[Stated goal]:
Quote the data below in full, please, without altering anything.

Data items
....

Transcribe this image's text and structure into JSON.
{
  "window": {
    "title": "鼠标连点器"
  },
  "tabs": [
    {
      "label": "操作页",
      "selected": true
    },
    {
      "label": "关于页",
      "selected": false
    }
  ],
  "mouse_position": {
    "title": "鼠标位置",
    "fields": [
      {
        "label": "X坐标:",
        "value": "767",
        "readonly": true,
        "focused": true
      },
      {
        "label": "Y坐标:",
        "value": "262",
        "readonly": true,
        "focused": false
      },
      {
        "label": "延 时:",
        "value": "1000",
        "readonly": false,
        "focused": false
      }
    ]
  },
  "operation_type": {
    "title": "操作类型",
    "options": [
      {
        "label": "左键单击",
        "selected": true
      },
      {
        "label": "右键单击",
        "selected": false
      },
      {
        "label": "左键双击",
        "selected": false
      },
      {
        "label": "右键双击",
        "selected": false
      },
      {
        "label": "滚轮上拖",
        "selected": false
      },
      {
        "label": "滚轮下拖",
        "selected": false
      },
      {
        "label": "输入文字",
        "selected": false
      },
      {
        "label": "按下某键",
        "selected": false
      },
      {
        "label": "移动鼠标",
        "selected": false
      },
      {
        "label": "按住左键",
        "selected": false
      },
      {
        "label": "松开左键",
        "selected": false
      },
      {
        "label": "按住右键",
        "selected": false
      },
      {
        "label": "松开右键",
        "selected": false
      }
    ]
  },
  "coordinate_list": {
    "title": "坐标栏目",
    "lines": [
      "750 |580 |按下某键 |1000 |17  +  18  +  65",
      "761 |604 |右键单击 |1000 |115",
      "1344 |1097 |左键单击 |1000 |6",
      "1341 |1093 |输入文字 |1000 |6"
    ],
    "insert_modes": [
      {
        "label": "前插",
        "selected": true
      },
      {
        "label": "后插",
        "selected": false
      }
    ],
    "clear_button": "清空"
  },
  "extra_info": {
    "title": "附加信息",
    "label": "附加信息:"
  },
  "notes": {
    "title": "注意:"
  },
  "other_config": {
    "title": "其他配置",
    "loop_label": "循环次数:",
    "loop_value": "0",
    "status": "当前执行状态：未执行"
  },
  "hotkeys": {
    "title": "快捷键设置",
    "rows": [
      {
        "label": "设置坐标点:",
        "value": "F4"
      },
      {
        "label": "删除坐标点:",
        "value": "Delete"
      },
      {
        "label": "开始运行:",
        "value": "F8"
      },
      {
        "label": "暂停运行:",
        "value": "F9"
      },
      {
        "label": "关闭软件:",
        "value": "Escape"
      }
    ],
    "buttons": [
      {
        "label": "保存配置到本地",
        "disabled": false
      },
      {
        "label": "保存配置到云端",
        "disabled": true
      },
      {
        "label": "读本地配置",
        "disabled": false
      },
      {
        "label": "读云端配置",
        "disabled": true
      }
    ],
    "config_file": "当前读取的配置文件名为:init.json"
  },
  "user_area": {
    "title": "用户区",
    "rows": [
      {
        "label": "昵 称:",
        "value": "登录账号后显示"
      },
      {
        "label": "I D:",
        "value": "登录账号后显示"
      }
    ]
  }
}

....

[Reply]:
Transcribe this image's text and structure into JSON.
{
  "window": {
    "title": "鼠标连点器"
  },
  "tabs": [
    {
      "label": "操作页",
      "selected": true
    },
    {
      "label": "关于页",
      "selected": false
    }
  ],
  "mouse_position": {
    "title": "鼠标位置",
    "fields": [
      {
        "label": "X坐标:",
        "value": "767",
        "readonly": true,
        "focused": true
      },
      {
        "label": "Y坐标:",
        "value": "262",
        "readonly": true,
        "focused": false
      },
      {
        "label": "延 时:",
        "value": "1000",
        "readonly": false,
        "focused": false
      }
    ]
  },
  "operation_type": {
    "title": "操作类型",
    "options": [
      {
        "label": "左键单击",
        "selected": true
      },
      {
        "label": "右键单击",
        "selected": false
      },
      {
        "label": "左键双击",
        "selected": false
      },
      {
        "label": "右键双击",
        "selected": false
      },
      {
        "label": "滚轮上拖",
        "selected": false
      },
      {
        "label": "滚轮下拖",
        "selected": false
      },
      {
        "label": "输入文字",
        "selected": false
      },
      {
        "label": "按下某键",
        "selected": false
      },
      {
        "label": "移动鼠标",
        "selected": false
      },
      {
        "label": "按住左键",
        "selected": false
      },
      {
        "label": "松开左键",
        "selected": false
      },
      {
        "label": "按住右键",
        "selected": false
      },
      {
        "label": "松开右键",
        "selected": false
      }
    ]
  },
  "coordinate_list": {
    "title": "坐标栏目",
    "lines": [
      "750 |580 |按下某键 |1000 |17  +  18  +  65",
      "761 |604 |右键单击 |1000 |115",
      "1344 |1097 |左键单击 |1000 |6",
      "1341 |1093 |输入文字 |1000 |6"
    ],
    "insert_modes": [
      {
        "label": "前插",
        "selected": true
      },
      {
        "label": "后插",
        "selected": false
      }
    ],
    "clear_button": "清空"
  },
  "extra_info": {
    "title": "附加信息",
    "label": "附加信息:"
  },
  "notes": {
    "title": "注意:"
  },
  "other_config": {
    "title": "其他配置",
    "loop_label": "循环次数:",
    "loop_value": "0",
    "status": "当前执行状态：未执行"
  },
  "hotkeys": {
    "title": "快捷键设置",
    "rows": [
      {
        "label": "设置坐标点:",
        "value": "F4"
      },
      {
        "label": "删除坐标点:",
        "value": "Delete"
      },
      {
        "label": "开始运行:",
        "value": "F8"
      },
      {
        "label": "暂停运行:",
        "value": "F9"
      },
      {
        "label": "关闭软件:",
        "value": "Escape"
      }
    ],
    "buttons": [
      {
        "label": "保存配置到本地",
        "disabled": false
      },
      {
        "label": "保存配置到云端",
        "disabled": true
      },
      {
        "label": "读本地配置",
        "disabled": false
      },
      {
        "label": "读云端配置",
        "disabled": true
      }
    ],
    "config_file": "当前读取的配置文件名为:init.json"
  },
  "user_area": {
    "title": "用户区",
    "rows": [
      {
        "label": "昵 称:",
        "value": "登录账号后显示"
      },
      {
        "label": "I D:",
        "value": "登录账号后显示"
      }
    ]
  }
}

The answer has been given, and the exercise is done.